"""

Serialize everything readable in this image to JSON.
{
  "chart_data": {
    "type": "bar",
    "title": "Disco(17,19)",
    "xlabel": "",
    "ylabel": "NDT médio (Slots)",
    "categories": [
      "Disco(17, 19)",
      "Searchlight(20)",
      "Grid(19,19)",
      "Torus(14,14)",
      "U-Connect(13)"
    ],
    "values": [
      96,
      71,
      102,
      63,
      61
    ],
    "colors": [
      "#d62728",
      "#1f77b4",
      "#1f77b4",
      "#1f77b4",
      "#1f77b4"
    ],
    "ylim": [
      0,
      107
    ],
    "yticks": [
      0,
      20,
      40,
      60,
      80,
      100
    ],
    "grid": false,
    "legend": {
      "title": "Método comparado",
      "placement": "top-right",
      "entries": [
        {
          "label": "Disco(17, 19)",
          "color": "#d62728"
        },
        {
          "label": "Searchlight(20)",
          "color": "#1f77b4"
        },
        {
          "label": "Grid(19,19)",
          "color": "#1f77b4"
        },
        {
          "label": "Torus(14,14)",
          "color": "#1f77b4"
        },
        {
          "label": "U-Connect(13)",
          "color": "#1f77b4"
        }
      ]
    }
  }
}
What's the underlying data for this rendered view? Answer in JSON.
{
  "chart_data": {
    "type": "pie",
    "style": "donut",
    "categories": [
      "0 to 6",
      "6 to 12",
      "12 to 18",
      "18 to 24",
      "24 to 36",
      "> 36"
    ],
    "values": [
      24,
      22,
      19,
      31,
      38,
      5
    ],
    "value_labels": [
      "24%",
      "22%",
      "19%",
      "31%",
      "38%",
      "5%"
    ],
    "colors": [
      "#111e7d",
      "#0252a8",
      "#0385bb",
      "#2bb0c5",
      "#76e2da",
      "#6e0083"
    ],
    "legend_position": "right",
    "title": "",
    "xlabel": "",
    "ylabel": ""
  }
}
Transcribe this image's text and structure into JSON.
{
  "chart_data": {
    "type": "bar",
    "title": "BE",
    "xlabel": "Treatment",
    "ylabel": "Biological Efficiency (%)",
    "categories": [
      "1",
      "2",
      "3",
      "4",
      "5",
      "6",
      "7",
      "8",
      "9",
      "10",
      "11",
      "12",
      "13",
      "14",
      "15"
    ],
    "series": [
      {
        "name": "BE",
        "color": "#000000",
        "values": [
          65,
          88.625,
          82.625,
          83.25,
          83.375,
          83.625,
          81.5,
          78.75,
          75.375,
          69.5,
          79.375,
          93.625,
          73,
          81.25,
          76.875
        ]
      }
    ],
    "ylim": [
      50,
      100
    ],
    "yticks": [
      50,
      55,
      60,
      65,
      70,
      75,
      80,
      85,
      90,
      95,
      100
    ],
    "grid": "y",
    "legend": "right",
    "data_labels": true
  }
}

"""

### Stated task
The records are above. How many lines in them contain the word "image"? Give the number alone.

### Task output
2